Provided records:
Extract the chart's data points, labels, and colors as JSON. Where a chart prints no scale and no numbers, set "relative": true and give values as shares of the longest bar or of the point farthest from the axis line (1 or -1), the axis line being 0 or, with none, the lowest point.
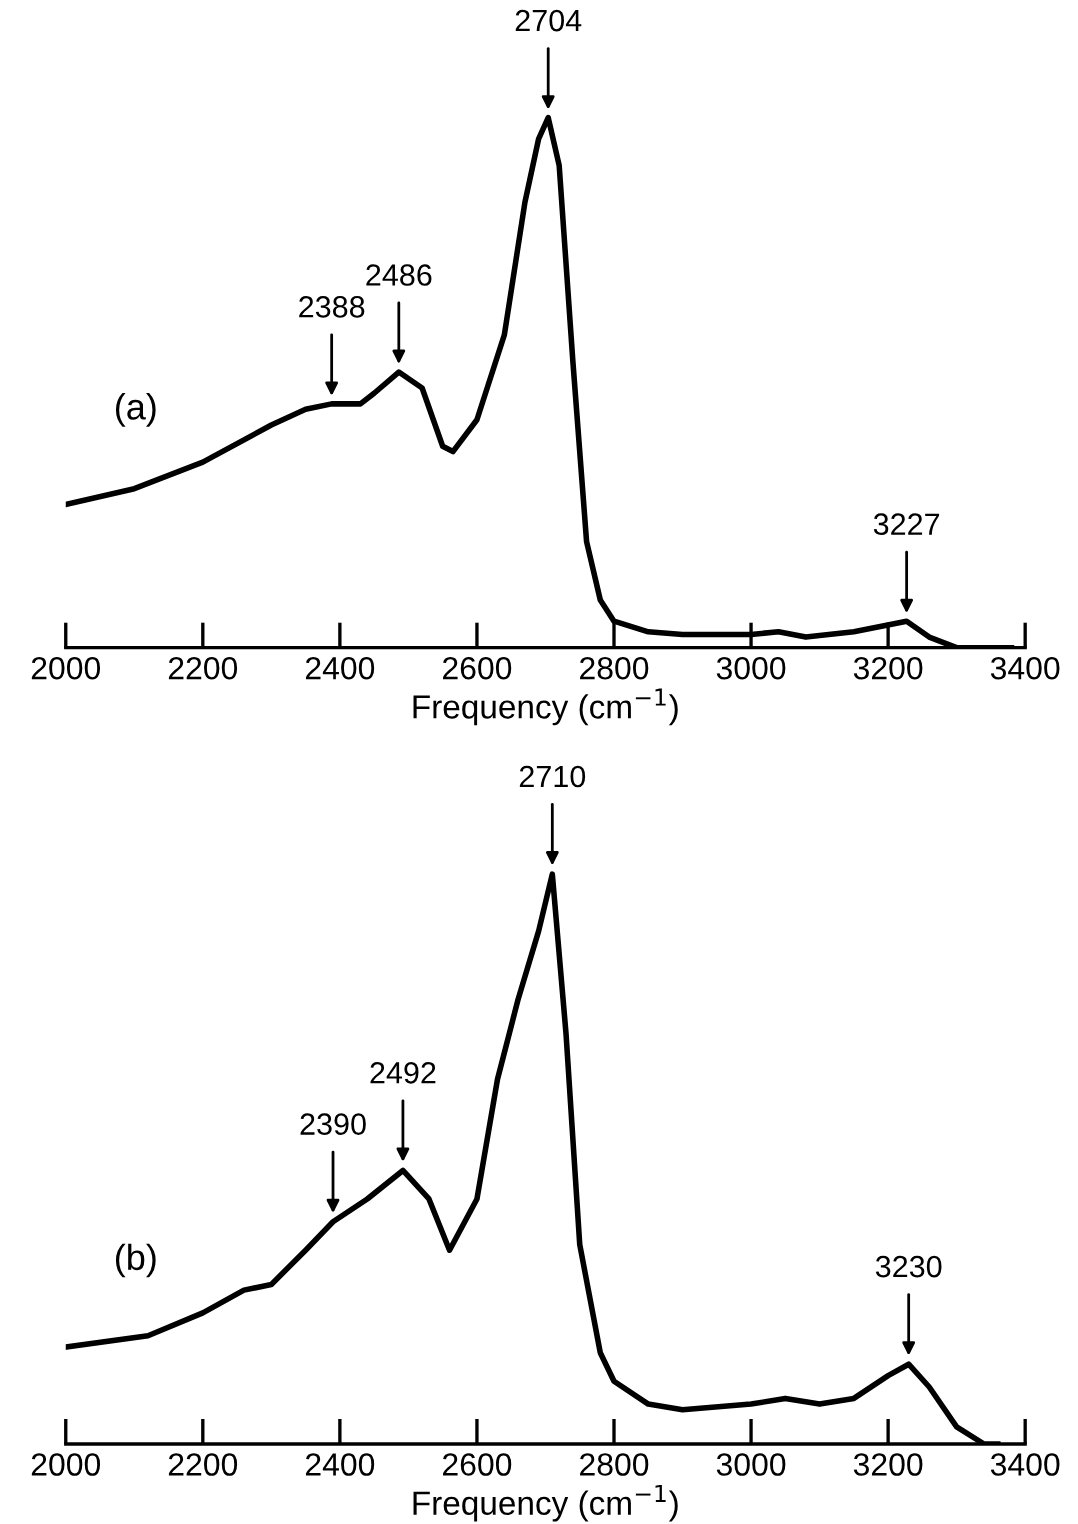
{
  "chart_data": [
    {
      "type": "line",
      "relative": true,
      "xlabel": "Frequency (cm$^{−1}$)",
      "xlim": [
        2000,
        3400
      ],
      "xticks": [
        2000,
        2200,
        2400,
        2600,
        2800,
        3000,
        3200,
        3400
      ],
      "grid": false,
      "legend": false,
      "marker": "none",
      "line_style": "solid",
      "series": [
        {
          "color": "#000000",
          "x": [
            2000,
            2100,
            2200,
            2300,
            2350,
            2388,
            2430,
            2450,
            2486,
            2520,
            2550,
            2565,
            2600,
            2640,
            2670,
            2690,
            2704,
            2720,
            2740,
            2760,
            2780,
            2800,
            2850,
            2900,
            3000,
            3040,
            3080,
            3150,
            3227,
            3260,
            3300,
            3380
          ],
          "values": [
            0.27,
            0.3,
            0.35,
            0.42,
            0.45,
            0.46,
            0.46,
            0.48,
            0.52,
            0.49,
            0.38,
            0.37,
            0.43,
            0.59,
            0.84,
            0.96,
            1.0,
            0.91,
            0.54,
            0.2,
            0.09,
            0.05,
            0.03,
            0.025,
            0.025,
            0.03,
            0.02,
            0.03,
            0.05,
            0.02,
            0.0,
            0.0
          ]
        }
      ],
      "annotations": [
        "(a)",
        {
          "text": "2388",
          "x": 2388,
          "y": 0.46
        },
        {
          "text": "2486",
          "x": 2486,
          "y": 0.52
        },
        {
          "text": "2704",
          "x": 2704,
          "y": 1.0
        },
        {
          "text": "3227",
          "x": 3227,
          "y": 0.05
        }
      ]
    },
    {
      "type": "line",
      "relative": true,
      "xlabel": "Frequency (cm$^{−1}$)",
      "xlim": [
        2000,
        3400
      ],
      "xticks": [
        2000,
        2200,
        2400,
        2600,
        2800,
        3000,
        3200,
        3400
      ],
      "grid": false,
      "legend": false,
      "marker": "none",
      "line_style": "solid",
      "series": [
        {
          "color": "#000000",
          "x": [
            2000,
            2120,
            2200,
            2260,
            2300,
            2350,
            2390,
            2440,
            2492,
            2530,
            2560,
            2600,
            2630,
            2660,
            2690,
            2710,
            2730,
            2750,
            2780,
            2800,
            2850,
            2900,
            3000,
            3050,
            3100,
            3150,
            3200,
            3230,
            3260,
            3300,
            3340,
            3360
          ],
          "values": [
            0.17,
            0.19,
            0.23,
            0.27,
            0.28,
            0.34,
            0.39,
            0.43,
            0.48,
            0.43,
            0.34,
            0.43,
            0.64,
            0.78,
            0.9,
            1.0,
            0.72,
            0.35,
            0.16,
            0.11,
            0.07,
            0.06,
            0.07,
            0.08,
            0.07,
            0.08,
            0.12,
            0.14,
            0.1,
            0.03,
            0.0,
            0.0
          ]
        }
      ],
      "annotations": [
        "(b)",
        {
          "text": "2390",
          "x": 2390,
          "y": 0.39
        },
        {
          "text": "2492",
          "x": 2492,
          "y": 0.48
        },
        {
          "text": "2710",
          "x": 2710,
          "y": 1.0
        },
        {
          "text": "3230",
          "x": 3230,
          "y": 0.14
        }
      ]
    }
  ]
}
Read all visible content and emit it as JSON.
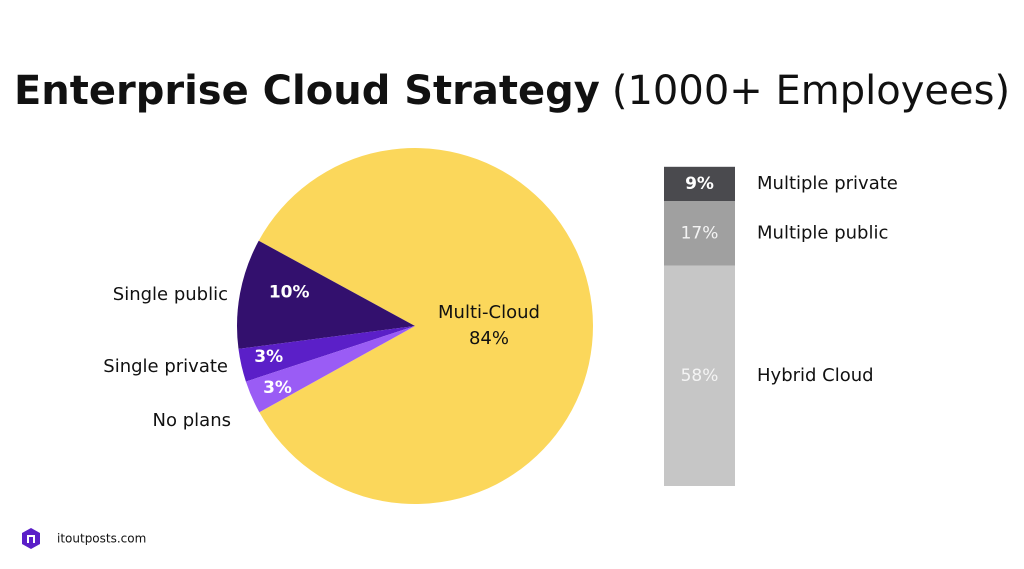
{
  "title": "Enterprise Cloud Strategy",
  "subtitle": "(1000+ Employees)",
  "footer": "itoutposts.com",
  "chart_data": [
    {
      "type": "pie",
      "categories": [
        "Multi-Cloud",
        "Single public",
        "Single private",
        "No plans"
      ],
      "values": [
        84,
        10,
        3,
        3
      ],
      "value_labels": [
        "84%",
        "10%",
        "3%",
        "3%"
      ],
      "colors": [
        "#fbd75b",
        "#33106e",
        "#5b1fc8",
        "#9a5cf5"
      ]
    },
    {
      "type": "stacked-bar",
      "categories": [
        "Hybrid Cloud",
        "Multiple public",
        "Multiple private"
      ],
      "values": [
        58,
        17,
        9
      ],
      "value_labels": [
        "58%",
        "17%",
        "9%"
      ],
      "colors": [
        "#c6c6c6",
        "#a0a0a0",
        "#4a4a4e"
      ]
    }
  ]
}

Task objective: Reproduce the entries above word for word. Pictures stay out.

Result:
Extract the chart's data points, labels, and colors as JSON. Where a chart prints no scale and no numbers, set "relative": true and give values as shares of the longest bar or of the point farthest from the axis line (1 or -1), the axis line being 0 or, with none, the lowest point.
{
  "chart_data": [
    {
      "type": "line",
      "relative": true,
      "xlabel": "Frequency (cm$^{−1}$)",
      "xlim": [
        2000,
        3400
      ],
      "xticks": [
        2000,
        2200,
        2400,
        2600,
        2800,
        3000,
        3200,
        3400
      ],
      "grid": false,
      "legend": false,
      "marker": "none",
      "line_style": "solid",
      "series": [
        {
          "color": "#000000",
          "x": [
            2000,
            2100,
            2200,
            2300,
            2350,
            2388,
            2430,
            2450,
            2486,
            2520,
            2550,
            2565,
            2600,
            2640,
            2670,
            2690,
            2704,
            2720,
            2740,
            2760,
            2780,
            2800,
            2850,
            2900,
            3000,
            3040,
            3080,
            3150,
            3227,
            3260,
            3300,
            3380
          ],
          "values": [
            0.27,
            0.3,
            0.35,
            0.42,
            0.45,
            0.46,
            0.46,
            0.48,
            0.52,
            0.49,
            0.38,
            0.37,
            0.43,
            0.59,
            0.84,
            0.96,
            1.0,
            0.91,
            0.54,
            0.2,
            0.09,
            0.05,
            0.03,
            0.025,
            0.025,
            0.03,
            0.02,
            0.03,
            0.05,
            0.02,
            0.0,
            0.0
          ]
        }
      ],
      "annotations": [
        "(a)",
        {
          "text": "2388",
          "x": 2388,
          "y": 0.46
        },
        {
          "text": "2486",
          "x": 2486,
          "y": 0.52
        },
        {
          "text": "2704",
          "x": 2704,
          "y": 1.0
        },
        {
          "text": "3227",
          "x": 3227,
          "y": 0.05
        }
      ]
    },
    {
      "type": "line",
      "relative": true,
      "xlabel": "Frequency (cm$^{−1}$)",
      "xlim": [
        2000,
        3400
      ],
      "xticks": [
        2000,
        2200,
        2400,
        2600,
        2800,
        3000,
        3200,
        3400
      ],
      "grid": false,
      "legend": false,
      "marker": "none",
      "line_style": "solid",
      "series": [
        {
          "color": "#000000",
          "x": [
            2000,
            2120,
            2200,
            2260,
            2300,
            2350,
            2390,
            2440,
            2492,
            2530,
            2560,
            2600,
            2630,
            2660,
            2690,
            2710,
            2730,
            2750,
            2780,
            2800,
            2850,
            2900,
            3000,
            3050,
            3100,
            3150,
            3200,
            3230,
            3260,
            3300,
            3340,
            3360
          ],
          "values": [
            0.17,
            0.19,
            0.23,
            0.27,
            0.28,
            0.34,
            0.39,
            0.43,
            0.48,
            0.43,
            0.34,
            0.43,
            0.64,
            0.78,
            0.9,
            1.0,
            0.72,
            0.35,
            0.16,
            0.11,
            0.07,
            0.06,
            0.07,
            0.08,
            0.07,
            0.08,
            0.12,
            0.14,
            0.1,
            0.03,
            0.0,
            0.0
          ]
        }
      ],
      "annotations": [
        "(b)",
        {
          "text": "2390",
          "x": 2390,
          "y": 0.39
        },
        {
          "text": "2492",
          "x": 2492,
          "y": 0.48
        },
        {
          "text": "2710",
          "x": 2710,
          "y": 1.0
        },
        {
          "text": "3230",
          "x": 3230,
          "y": 0.14
        }
      ]
    }
  ]
}
Read all visible content and emit it as JSON.
{
  "title": "Enterprise Cloud Strategy",
  "subtitle": "(1000+ Employees)",
  "footer": "itoutposts.com",
  "chart_data": [
    {
      "type": "pie",
      "categories": [
        "Multi-Cloud",
        "Single public",
        "Single private",
        "No plans"
      ],
      "values": [
        84,
        10,
        3,
        3
      ],
      "value_labels": [
        "84%",
        "10%",
        "3%",
        "3%"
      ],
      "colors": [
        "#fbd75b",
        "#33106e",
        "#5b1fc8",
        "#9a5cf5"
      ]
    },
    {
      "type": "stacked-bar",
      "categories": [
        "Hybrid Cloud",
        "Multiple public",
        "Multiple private"
      ],
      "values": [
        58,
        17,
        9
      ],
      "value_labels": [
        "58%",
        "17%",
        "9%"
      ],
      "colors": [
        "#c6c6c6",
        "#a0a0a0",
        "#4a4a4e"
      ]
    }
  ]
}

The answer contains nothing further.